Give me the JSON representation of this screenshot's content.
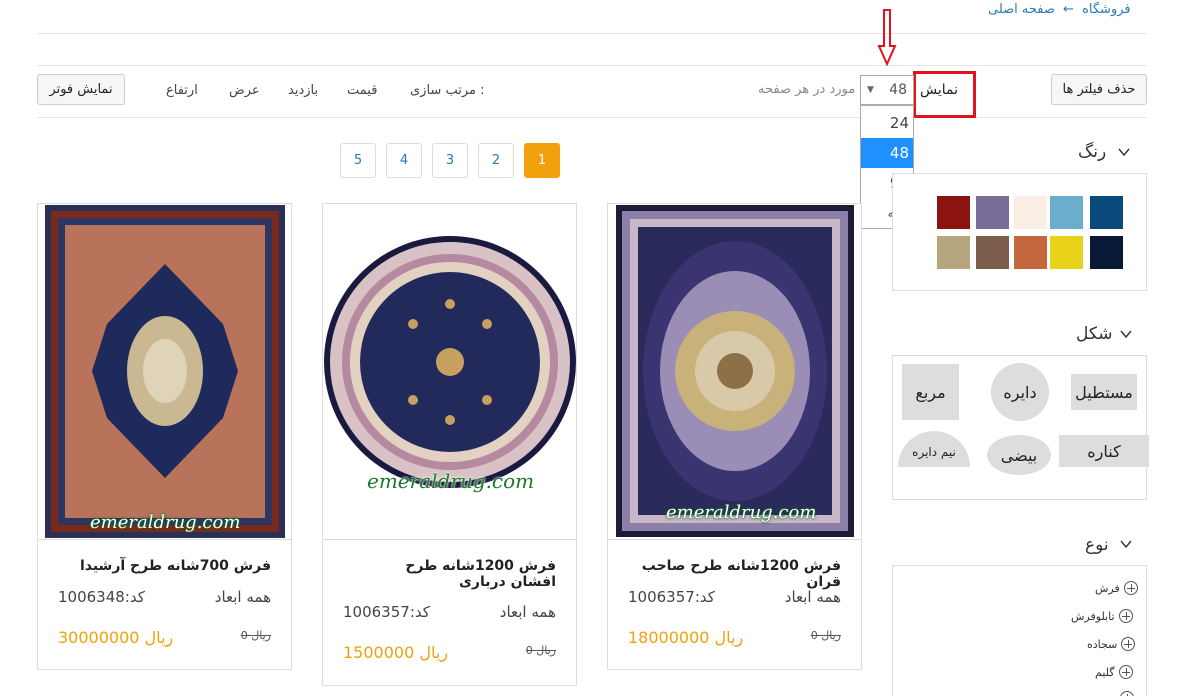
{
  "breadcrumb": {
    "home": "صفحه اصلی",
    "arrow": "←",
    "current": "فروشگاه"
  },
  "toolbar": {
    "clear_filters": "حذف فیلتر ها",
    "show_label": "نمایش",
    "per_page_suffix": "مورد در هر صفحه",
    "per_page_value": "48",
    "per_page_options": [
      "24",
      "48",
      "96",
      "همه"
    ],
    "sort_label": "مرتب سازی :",
    "sort_options": [
      "قیمت",
      "بازدید",
      "عرض",
      "ارتفاع"
    ],
    "show_footer": "نمایش فوتر"
  },
  "pagination": {
    "pages": [
      "1",
      "2",
      "3",
      "4",
      "5"
    ],
    "active": "1"
  },
  "sidebar": {
    "color": {
      "title": "رنگ",
      "swatches": [
        "#0a4a7a",
        "#6aaecb",
        "#fbeee4",
        "#7a6c99",
        "#8b1411",
        "#0a1838",
        "#e8d21a",
        "#c2683c",
        "#7c5c4c",
        "#b5a67d"
      ]
    },
    "shape": {
      "title": "شکل",
      "items": [
        "مستطیل",
        "دایره",
        "مربع",
        "کناره",
        "بیضی",
        "نیم دایره"
      ]
    },
    "type": {
      "title": "نوع",
      "items": [
        "فرش",
        "تابلوفرش",
        "سجاده",
        "گلیم"
      ]
    }
  },
  "products": [
    {
      "title": "فرش 1200شانه طرح صاحب قران",
      "dims": "همه ابعاد",
      "code": "کد:1006357",
      "old_price": "0 ریال",
      "price": "18000000 ریال",
      "watermark": "emeraldrug.com"
    },
    {
      "title": "فرش 1200شانه طرح افشان درباری",
      "dims": "همه ابعاد",
      "code": "کد:1006357",
      "old_price": "0 ریال",
      "price": "1500000 ریال",
      "watermark": "emeraldrug.com"
    },
    {
      "title": "فرش 700شانه طرح آرشیدا",
      "dims": "همه ابعاد",
      "code": "کد:1006348",
      "old_price": "0 ریال",
      "price": "30000000 ریال",
      "watermark": "emeraldrug.com"
    }
  ]
}
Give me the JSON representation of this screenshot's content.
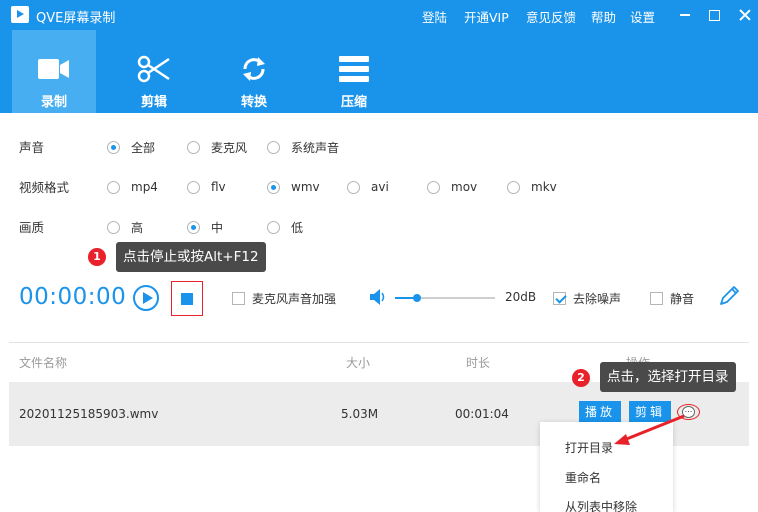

### Stated task
Transcribe the material exactly, leaving every picture out.

### The solution
Give me the JSON representation of this screenshot's content.
{
  "breadcrumb": {
    "home": "صفحه اصلی",
    "arrow": "←",
    "current": "فروشگاه"
  },
  "toolbar": {
    "clear_filters": "حذف فیلتر ها",
    "show_label": "نمایش",
    "per_page_suffix": "مورد در هر صفحه",
    "per_page_value": "48",
    "per_page_options": [
      "24",
      "48",
      "96",
      "همه"
    ],
    "sort_label": "مرتب سازی :",
    "sort_options": [
      "قیمت",
      "بازدید",
      "عرض",
      "ارتفاع"
    ],
    "show_footer": "نمایش فوتر"
  },
  "pagination": {
    "pages": [
      "1",
      "2",
      "3",
      "4",
      "5"
    ],
    "active": "1"
  },
  "sidebar": {
    "color": {
      "title": "رنگ",
      "swatches": [
        "#0a4a7a",
        "#6aaecb",
        "#fbeee4",
        "#7a6c99",
        "#8b1411",
        "#0a1838",
        "#e8d21a",
        "#c2683c",
        "#7c5c4c",
        "#b5a67d"
      ]
    },
    "shape": {
      "title": "شکل",
      "items": [
        "مستطیل",
        "دایره",
        "مربع",
        "کناره",
        "بیضی",
        "نیم دایره"
      ]
    },
    "type": {
      "title": "نوع",
      "items": [
        "فرش",
        "تابلوفرش",
        "سجاده",
        "گلیم"
      ]
    }
  },
  "products": [
    {
      "title": "فرش 1200شانه طرح صاحب قران",
      "dims": "همه ابعاد",
      "code": "کد:1006357",
      "old_price": "0 ریال",
      "price": "18000000 ریال",
      "watermark": "emeraldrug.com"
    },
    {
      "title": "فرش 1200شانه طرح افشان درباری",
      "dims": "همه ابعاد",
      "code": "کد:1006357",
      "old_price": "0 ریال",
      "price": "1500000 ریال",
      "watermark": "emeraldrug.com"
    },
    {
      "title": "فرش 700شانه طرح آرشیدا",
      "dims": "همه ابعاد",
      "code": "کد:1006348",
      "old_price": "0 ریال",
      "price": "30000000 ریال",
      "watermark": "emeraldrug.com"
    }
  ]
}
Give me the JSON representation of this screenshot's content.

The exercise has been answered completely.